→ **TO DO**
Give back exactly the lines running from the line with "Decode this image" to the end of the entries, and only those lines.

[Entries taken from a collection]
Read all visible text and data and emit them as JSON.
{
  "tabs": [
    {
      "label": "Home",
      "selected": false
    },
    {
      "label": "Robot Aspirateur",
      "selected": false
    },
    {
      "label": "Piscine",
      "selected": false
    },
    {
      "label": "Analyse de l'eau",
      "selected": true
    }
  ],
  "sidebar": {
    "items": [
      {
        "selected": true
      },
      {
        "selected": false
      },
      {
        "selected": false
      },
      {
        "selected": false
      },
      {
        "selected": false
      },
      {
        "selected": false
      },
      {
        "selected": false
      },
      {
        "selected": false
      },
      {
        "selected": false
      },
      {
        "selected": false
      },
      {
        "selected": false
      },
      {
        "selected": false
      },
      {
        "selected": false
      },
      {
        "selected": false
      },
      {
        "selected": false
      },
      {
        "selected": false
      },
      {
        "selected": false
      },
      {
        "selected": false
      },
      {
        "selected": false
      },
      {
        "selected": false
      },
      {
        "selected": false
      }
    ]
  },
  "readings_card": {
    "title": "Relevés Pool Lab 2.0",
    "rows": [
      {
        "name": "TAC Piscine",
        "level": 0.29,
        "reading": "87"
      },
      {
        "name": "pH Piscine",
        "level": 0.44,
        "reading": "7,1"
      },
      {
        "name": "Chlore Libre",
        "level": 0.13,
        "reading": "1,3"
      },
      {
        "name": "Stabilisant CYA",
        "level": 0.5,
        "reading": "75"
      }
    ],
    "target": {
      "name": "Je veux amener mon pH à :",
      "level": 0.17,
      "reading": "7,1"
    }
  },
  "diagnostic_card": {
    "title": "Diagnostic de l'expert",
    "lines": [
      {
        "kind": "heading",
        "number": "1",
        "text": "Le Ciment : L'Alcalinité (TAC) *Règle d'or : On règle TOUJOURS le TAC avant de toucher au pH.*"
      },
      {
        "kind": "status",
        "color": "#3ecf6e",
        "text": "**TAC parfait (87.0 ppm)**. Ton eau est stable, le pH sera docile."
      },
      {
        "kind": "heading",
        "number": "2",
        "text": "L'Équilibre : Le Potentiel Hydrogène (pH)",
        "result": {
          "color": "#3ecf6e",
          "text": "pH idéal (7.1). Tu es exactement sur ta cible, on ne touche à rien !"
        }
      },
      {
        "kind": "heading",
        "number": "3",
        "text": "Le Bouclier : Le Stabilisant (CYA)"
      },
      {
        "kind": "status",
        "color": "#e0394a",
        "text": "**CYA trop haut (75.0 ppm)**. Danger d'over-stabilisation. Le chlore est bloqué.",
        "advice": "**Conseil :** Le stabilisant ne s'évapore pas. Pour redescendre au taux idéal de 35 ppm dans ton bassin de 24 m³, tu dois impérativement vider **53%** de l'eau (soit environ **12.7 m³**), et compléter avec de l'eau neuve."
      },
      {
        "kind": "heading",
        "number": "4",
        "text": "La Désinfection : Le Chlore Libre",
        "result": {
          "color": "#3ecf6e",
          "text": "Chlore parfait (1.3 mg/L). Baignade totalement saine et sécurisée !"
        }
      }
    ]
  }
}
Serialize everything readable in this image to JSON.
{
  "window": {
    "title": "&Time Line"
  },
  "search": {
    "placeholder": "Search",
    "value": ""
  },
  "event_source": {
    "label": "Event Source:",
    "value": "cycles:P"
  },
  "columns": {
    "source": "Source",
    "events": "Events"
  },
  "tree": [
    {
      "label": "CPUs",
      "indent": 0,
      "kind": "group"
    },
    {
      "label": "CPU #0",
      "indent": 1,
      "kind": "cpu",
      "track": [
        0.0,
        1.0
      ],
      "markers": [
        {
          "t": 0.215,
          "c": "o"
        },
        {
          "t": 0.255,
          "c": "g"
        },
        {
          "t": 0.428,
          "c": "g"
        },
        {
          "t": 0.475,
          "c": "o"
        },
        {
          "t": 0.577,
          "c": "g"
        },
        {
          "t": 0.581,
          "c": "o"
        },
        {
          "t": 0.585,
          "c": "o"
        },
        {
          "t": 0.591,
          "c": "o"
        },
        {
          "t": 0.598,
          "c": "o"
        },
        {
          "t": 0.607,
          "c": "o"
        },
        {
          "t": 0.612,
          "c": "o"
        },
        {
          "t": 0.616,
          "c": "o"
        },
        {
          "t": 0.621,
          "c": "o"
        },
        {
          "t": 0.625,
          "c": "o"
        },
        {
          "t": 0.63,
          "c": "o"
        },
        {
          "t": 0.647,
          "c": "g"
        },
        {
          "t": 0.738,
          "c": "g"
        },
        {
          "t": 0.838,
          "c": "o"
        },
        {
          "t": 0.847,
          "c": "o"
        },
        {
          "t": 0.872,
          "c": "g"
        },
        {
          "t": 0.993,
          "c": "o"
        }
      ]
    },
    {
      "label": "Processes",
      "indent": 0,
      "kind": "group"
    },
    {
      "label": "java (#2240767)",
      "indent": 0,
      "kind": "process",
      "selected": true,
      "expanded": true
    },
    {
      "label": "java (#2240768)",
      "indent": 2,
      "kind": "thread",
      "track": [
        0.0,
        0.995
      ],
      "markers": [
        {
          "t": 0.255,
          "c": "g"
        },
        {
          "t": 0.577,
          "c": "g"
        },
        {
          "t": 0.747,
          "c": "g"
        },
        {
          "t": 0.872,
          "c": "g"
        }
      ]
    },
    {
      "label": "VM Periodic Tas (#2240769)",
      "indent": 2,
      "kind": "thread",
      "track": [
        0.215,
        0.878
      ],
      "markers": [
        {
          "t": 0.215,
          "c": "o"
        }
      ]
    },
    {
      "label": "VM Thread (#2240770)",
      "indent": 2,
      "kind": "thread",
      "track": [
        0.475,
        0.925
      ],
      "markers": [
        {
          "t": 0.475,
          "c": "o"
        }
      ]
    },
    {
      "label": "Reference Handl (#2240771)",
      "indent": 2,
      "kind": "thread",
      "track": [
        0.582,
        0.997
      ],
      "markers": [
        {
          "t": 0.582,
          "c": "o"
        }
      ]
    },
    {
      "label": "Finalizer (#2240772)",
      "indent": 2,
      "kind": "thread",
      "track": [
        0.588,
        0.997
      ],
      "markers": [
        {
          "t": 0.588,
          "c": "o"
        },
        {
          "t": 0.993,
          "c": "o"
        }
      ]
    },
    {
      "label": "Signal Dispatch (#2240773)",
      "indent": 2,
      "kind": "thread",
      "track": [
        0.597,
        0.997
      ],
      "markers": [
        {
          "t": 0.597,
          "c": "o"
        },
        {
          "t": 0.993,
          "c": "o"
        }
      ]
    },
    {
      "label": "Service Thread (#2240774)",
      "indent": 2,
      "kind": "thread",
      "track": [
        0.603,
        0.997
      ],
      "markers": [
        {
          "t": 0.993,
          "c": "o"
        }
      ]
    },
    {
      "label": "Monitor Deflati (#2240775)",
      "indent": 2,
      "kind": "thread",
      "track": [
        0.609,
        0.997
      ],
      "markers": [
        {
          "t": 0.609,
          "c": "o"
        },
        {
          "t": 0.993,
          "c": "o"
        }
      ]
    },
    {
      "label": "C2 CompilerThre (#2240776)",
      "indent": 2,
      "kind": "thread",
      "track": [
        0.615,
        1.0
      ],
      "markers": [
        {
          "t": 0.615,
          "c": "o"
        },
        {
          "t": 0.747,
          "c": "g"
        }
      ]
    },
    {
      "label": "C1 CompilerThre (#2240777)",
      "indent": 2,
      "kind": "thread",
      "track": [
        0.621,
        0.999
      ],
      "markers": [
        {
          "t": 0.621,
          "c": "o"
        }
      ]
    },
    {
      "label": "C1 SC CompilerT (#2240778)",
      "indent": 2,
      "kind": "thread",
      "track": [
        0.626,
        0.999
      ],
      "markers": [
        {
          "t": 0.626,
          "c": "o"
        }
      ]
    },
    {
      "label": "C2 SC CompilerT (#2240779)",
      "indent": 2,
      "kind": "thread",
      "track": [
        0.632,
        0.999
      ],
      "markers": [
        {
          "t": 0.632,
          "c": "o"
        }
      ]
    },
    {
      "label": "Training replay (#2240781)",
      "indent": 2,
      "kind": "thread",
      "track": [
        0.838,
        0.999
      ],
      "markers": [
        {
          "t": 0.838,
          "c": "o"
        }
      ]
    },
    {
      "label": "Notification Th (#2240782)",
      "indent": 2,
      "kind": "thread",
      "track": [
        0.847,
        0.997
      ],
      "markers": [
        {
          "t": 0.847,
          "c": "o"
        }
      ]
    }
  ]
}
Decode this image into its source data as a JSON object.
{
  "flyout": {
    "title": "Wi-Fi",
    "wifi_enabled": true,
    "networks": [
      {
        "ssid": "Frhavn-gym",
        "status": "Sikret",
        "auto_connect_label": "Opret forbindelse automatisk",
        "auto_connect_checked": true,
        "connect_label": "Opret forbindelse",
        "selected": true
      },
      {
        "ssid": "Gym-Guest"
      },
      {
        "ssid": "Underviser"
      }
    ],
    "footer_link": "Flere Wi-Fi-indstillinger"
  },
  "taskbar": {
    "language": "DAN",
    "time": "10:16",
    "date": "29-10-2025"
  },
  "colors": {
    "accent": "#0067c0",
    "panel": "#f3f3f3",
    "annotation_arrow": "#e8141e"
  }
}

→ **RESULT BELOW**
Decode this image into its source data as a JSON object.
{
  "flyout": {
    "title": "Wi-Fi",
    "wifi_enabled": true,
    "networks": [
      {
        "ssid": "Frhavn-gym",
        "status": "Sikret",
        "auto_connect_label": "Opret forbindelse automatisk",
        "auto_connect_checked": true,
        "connect_label": "Opret forbindelse",
        "selected": true
      },
      {
        "ssid": "Gym-Guest"
      },
      {
        "ssid": "Underviser"
      }
    ],
    "footer_link": "Flere Wi-Fi-indstillinger"
  },
  "taskbar": {
    "language": "DAN",
    "time": "10:16",
    "date": "29-10-2025"
  },
  "colors": {
    "accent": "#0067c0",
    "panel": "#f3f3f3",
    "annotation_arrow": "#e8141e"
  }
}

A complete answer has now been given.